Set task:
List every line below containing "dari".

[A run of records]
— Start —
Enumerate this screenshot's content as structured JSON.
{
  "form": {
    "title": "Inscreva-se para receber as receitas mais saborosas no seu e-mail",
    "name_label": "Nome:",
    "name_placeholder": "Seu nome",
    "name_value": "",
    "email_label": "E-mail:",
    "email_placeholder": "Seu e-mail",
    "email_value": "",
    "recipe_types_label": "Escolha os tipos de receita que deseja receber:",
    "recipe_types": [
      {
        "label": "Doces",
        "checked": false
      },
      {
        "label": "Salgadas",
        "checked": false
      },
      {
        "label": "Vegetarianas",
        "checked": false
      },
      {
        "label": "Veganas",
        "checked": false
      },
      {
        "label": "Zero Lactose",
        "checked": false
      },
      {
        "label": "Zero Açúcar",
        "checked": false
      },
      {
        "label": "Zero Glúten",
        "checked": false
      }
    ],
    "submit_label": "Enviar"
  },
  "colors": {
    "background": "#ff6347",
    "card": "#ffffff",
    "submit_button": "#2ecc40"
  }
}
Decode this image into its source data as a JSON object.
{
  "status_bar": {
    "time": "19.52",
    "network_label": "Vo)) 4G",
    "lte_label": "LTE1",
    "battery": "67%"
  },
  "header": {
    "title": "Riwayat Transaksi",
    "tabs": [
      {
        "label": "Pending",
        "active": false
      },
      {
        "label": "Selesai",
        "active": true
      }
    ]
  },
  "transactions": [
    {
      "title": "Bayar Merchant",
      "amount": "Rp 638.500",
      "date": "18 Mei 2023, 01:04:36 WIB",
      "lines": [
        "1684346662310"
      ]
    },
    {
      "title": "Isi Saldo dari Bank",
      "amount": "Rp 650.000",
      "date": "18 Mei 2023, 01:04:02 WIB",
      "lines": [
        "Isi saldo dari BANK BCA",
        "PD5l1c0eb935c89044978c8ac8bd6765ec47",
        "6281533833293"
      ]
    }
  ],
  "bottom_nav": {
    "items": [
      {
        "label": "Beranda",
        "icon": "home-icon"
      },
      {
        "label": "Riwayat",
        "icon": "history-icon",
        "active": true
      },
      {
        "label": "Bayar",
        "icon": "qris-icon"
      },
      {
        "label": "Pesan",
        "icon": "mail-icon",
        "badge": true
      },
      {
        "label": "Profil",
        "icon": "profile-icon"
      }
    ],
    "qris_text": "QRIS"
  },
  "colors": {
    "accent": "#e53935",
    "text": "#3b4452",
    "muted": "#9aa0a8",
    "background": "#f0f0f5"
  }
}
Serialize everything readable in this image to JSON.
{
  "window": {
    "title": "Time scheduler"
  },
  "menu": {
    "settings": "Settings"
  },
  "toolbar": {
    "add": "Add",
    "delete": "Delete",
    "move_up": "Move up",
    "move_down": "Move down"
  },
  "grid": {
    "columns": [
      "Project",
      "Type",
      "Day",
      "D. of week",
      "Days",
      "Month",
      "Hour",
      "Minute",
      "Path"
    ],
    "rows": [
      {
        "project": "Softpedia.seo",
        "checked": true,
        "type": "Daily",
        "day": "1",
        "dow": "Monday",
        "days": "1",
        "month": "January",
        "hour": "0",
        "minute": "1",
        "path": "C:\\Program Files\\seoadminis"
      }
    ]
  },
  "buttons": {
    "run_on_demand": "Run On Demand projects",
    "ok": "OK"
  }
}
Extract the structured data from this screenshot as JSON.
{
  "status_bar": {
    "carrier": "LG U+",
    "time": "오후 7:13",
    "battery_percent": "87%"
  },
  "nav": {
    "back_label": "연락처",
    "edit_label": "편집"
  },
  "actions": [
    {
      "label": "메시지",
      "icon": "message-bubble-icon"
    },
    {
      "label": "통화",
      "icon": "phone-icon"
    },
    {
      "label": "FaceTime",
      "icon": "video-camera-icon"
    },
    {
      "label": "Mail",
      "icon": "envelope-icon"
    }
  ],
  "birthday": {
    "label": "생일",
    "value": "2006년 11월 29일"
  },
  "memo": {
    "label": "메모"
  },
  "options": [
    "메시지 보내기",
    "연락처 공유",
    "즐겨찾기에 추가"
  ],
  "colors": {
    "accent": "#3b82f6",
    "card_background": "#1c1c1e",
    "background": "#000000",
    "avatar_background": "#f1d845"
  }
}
— End —
The completed task:
      "title": "Isi Saldo dari Bank",
        "Isi saldo dari BANK BCA",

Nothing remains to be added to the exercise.